* [DO THIS]:
A line counts if it contains the string "JSON"; say how many such lines there are, giving only the number.
[begin SUPPLIED DATA]
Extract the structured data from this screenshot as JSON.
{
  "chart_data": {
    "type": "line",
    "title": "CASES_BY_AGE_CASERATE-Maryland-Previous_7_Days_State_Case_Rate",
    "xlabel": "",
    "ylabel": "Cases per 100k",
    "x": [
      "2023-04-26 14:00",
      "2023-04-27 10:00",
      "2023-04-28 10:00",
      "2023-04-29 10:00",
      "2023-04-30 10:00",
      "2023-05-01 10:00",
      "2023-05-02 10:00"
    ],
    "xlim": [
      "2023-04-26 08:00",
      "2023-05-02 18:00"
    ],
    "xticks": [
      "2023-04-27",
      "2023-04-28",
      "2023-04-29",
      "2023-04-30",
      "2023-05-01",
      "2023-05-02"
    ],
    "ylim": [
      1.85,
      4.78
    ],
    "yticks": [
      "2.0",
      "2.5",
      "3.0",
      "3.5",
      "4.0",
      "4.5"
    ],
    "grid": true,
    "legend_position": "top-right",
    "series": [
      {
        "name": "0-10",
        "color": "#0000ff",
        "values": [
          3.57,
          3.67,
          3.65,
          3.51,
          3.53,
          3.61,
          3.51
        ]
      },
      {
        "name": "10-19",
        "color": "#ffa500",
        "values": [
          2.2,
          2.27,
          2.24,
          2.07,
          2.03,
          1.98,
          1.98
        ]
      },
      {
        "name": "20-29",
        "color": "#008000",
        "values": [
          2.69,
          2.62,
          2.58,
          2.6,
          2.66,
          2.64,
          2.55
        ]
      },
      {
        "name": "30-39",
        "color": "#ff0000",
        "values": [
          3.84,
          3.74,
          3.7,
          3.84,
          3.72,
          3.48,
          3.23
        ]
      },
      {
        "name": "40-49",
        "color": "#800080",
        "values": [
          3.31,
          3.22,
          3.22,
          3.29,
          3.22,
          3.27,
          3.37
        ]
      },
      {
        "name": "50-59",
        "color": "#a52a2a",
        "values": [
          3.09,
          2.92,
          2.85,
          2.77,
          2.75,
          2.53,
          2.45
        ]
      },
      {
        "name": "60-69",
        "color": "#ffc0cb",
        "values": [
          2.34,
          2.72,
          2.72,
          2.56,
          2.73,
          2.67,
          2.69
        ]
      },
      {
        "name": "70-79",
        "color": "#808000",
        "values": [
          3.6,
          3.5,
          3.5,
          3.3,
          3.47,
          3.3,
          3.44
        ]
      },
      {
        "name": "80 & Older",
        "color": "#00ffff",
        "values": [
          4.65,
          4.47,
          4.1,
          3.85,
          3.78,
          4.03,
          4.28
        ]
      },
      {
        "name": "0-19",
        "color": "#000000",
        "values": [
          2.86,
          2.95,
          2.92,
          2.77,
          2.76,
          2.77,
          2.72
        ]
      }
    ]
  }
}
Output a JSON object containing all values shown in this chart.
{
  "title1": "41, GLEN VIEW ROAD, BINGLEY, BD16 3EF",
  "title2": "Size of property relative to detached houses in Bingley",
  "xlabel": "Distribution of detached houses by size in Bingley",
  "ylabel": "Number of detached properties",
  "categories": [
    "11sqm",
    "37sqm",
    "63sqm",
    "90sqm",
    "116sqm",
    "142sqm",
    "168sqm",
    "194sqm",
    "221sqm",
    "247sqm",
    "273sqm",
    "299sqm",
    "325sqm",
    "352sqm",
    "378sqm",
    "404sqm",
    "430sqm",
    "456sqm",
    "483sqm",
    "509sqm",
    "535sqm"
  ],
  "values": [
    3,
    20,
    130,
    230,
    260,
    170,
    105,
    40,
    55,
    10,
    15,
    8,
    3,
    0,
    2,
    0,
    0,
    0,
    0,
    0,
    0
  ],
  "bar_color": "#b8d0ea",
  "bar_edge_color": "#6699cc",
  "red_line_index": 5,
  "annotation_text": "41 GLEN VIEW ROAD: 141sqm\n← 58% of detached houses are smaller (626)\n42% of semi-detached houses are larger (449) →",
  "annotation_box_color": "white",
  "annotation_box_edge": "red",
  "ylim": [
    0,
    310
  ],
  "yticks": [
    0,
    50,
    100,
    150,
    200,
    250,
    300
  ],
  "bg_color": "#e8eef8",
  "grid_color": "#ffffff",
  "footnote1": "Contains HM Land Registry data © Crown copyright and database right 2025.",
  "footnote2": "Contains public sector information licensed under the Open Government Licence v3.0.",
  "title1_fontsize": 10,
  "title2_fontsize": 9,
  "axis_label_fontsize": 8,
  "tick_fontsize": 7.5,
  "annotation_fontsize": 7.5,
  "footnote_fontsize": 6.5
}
[end SUPPLIED DATA]
* [OUTPUT FOR THIS TASK]:
2